== PROVIDED RECORDS ==
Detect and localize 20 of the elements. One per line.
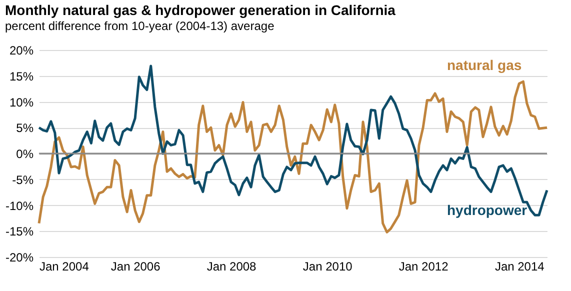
y-tick-label: 15% [9, 69, 34, 84]
y-tick-label: -15% [5, 224, 34, 239]
x-tick-label: Jan 2006 [110, 260, 161, 274]
x-tick-label: Jan 2014 [494, 260, 545, 274]
y-tick-label: 20% [9, 44, 34, 58]
x-tick-label: Jan 2008 [206, 260, 257, 274]
y-tick-label: -10% [5, 198, 34, 213]
chart-subtitle: percent difference from 10-year (2004-13) average [4, 19, 275, 33]
series-label: hydropower [446, 202, 528, 218]
y-tick-label: 10% [9, 95, 34, 110]
x-tick-label: Jan 2010 [302, 260, 353, 274]
y-tick-label: -5% [12, 172, 34, 187]
y-tick-label: 5% [16, 121, 34, 136]
series-label: natural gas [446, 57, 522, 73]
x-tick-label: Jan 2012 [398, 260, 449, 274]
x-tick-label: Jan 2004 [40, 260, 90, 274]
chart-title: Monthly natural gas & hydropower generation in California [4, 2, 396, 18]
y-tick-label: 0% [16, 147, 34, 161]
line-series [38, 80, 548, 234]
y-tick-label: -20% [5, 250, 34, 264]
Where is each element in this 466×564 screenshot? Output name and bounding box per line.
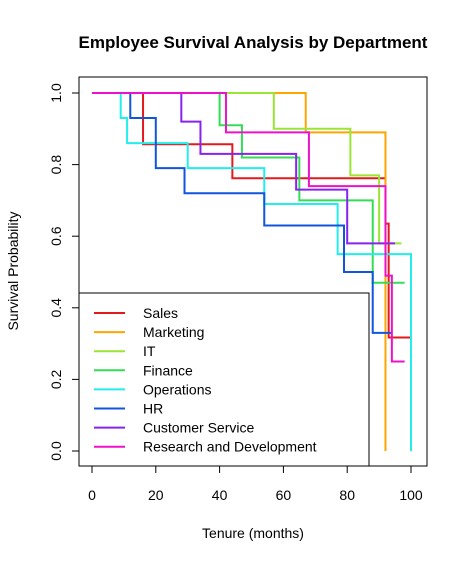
y-tick-label: 0.0 bbox=[48, 441, 64, 461]
x-axis-label: Tenure (months) bbox=[202, 525, 304, 541]
chart-title: Employee Survival Analysis by Department bbox=[79, 33, 428, 52]
legend-label-research-and-development: Research and Development bbox=[143, 439, 317, 455]
y-tick-label: 0.6 bbox=[48, 226, 64, 246]
series-hr bbox=[92, 92, 392, 334]
survival-curves bbox=[92, 92, 412, 451]
x-tick-label: 100 bbox=[399, 487, 423, 503]
x-tick-label: 40 bbox=[212, 487, 228, 503]
x-tick-label: 0 bbox=[88, 487, 96, 503]
legend: Sales Marketing IT Finance Operations HR Custo… bbox=[78, 292, 370, 467]
y-tick-label: 0.2 bbox=[48, 369, 64, 389]
x-tick-label: 20 bbox=[148, 487, 164, 503]
legend-label-hr: HR bbox=[143, 401, 163, 417]
y-tick-label: 0.8 bbox=[48, 155, 64, 175]
x-axis: 0 20 40 60 80 100 bbox=[88, 465, 423, 503]
series-research-and-development bbox=[92, 92, 405, 363]
y-tick-label: 0.4 bbox=[48, 298, 64, 318]
legend-label-sales: Sales bbox=[143, 305, 178, 321]
legend-label-finance: Finance bbox=[143, 362, 193, 378]
series-operations bbox=[92, 92, 412, 451]
y-tick-label: 1.0 bbox=[48, 83, 64, 103]
x-tick-label: 80 bbox=[339, 487, 355, 503]
legend-label-marketing: Marketing bbox=[143, 324, 204, 340]
x-tick-label: 60 bbox=[276, 487, 292, 503]
legend-label-operations: Operations bbox=[143, 381, 211, 397]
legend-label-it: IT bbox=[143, 343, 156, 359]
series-customer-service bbox=[92, 92, 396, 245]
legend-label-customer-service: Customer Service bbox=[143, 420, 254, 436]
y-axis: 0.0 0.2 0.4 0.6 0.8 1.0 bbox=[48, 83, 80, 461]
y-axis-label: Survival Probability bbox=[5, 211, 21, 330]
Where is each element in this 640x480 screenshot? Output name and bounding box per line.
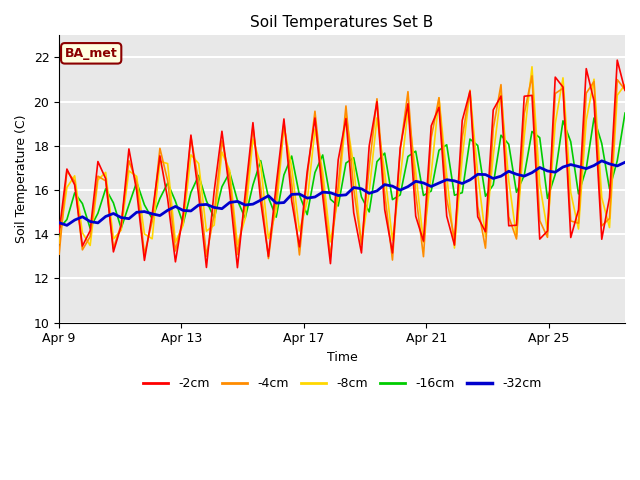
- Title: Soil Temperatures Set B: Soil Temperatures Set B: [250, 15, 434, 30]
- Text: BA_met: BA_met: [65, 47, 118, 60]
- X-axis label: Time: Time: [326, 351, 358, 364]
- Legend: -2cm, -4cm, -8cm, -16cm, -32cm: -2cm, -4cm, -8cm, -16cm, -32cm: [138, 372, 547, 395]
- Y-axis label: Soil Temperature (C): Soil Temperature (C): [15, 115, 28, 243]
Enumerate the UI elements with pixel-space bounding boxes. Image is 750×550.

== EXERCISE ==
Convert all of the entries above into a JSON list of strings, one string per line, skipping blank lines and leaving out the pictures.

== FINAL RESULT ==
[
  "Detect and localize 20 of the elements. One per line.",
  "y-tick-label: 15% [9, 69, 34, 84]",
  "y-tick-label: -15% [5, 224, 34, 239]",
  "x-tick-label: Jan 2006 [110, 260, 161, 274]",
  "x-tick-label: Jan 2014 [494, 260, 545, 274]",
  "y-tick-label: 20% [9, 44, 34, 58]",
  "x-tick-label: Jan 2008 [206, 260, 257, 274]",
  "y-tick-label: -10% [5, 198, 34, 213]",
  "chart-subtitle: percent difference from 10-year (2004-13) average [4, 19, 275, 33]",
  "series-label: hydropower [446, 202, 528, 218]",
  "y-tick-label: 10% [9, 95, 34, 110]",
  "x-tick-label: Jan 2010 [302, 260, 353, 274]",
  "y-tick-label: -5% [12, 172, 34, 187]",
  "y-tick-label: 5% [16, 121, 34, 136]",
  "series-label: natural gas [446, 57, 522, 73]",
  "x-tick-label: Jan 2012 [398, 260, 449, 274]",
  "x-tick-label: Jan 2004 [40, 260, 90, 274]",
  "chart-title: Monthly natural gas & hydropower generation in California [4, 2, 396, 18]",
  "y-tick-label: 0% [16, 147, 34, 161]",
  "line-series [38, 80, 548, 234]",
  "y-tick-label: -20% [5, 250, 34, 264]",
  "Where is each element in this 466×564 screenshot? Output name and bounding box per line.",
  "y-tick-label: 0.0 bbox=[48, 441, 64, 461]",
  "x-axis-label: Tenure (months) bbox=[202, 525, 304, 541]",
  "chart-title: Employee Survival Analysis by Department bbox=[79, 33, 428, 52]",
  "legend-label-research-and-development: Research and Development bbox=[143, 439, 317, 455]",
  "y-tick-label: 0.6 bbox=[48, 226, 64, 246]",
  "series-hr bbox=[92, 92, 392, 334]",
  "survival-curves bbox=[92, 92, 412, 451]",
  "x-tick-label: 100 bbox=[399, 487, 423, 503]",
  "x-tick-label: 40 bbox=[212, 487, 228, 503]",
  "x-tick-label: 0 bbox=[88, 487, 96, 503]",
  "legend: Sales Marketing IT Finance Operations HR Custo… bbox=[78, 292, 370, 467]",
  "y-tick-label: 0.2 bbox=[48, 369, 64, 389]",
  "x-tick-label: 20 bbox=[148, 487, 164, 503]",
  "legend-label-hr: HR bbox=[143, 401, 163, 417]",
  "y-tick-label: 0.8 bbox=[48, 155, 64, 175]",
  "x-axis: 0 20 40 60 80 100 bbox=[88, 465, 423, 503]",
  "series-research-and-development bbox=[92, 92, 405, 363]",
  "y-tick-label: 0.4 bbox=[48, 298, 64, 318]",
  "legend-label-sales: Sales bbox=[143, 305, 178, 321]",
  "legend-label-finance: Finance bbox=[143, 362, 193, 378]",
  "series-operations bbox=[92, 92, 412, 451]",
  "y-tick-label: 1.0 bbox=[48, 83, 64, 103]",
  "x-tick-label: 80 bbox=[339, 487, 355, 503]",
  "legend-label-marketing: Marketing bbox=[143, 324, 204, 340]",
  "x-tick-label: 60 bbox=[276, 487, 292, 503]",
  "legend-label-operations: Operations bbox=[143, 381, 211, 397]",
  "legend-label-it: IT bbox=[143, 343, 156, 359]",
  "series-customer-service bbox=[92, 92, 396, 245]",
  "legend-label-customer-service: Customer Service bbox=[143, 420, 254, 436]",
  "y-axis: 0.0 0.2 0.4 0.6 0.8 1.0 bbox=[48, 83, 80, 461]",
  "y-axis-label: Survival Probability bbox=[5, 211, 21, 330]",
  "Where is each element in this 640x480 screenshot? Output name and bounding box per line.",
  "- Title: Soil Temperatures Set B: Soil Temperatures Set B: [250, 15, 434, 30]",
  "- Text: BA_met: BA_met: [65, 47, 118, 60]",
  "- X-axis label: Time: Time: [326, 351, 358, 364]",
  "- Legend: -2cm, -4cm, -8cm, -16cm, -32cm: -2cm, -4cm, -8cm, -16cm, -32cm: [138, 372, 547, 395]",
  "- Y-axis label: Soil Temperature (C): Soil Temperature (C): [15, 115, 28, 243]",
  "Enumerate the UI elements with pixel-space bounding boxes. Image is 750×550."
]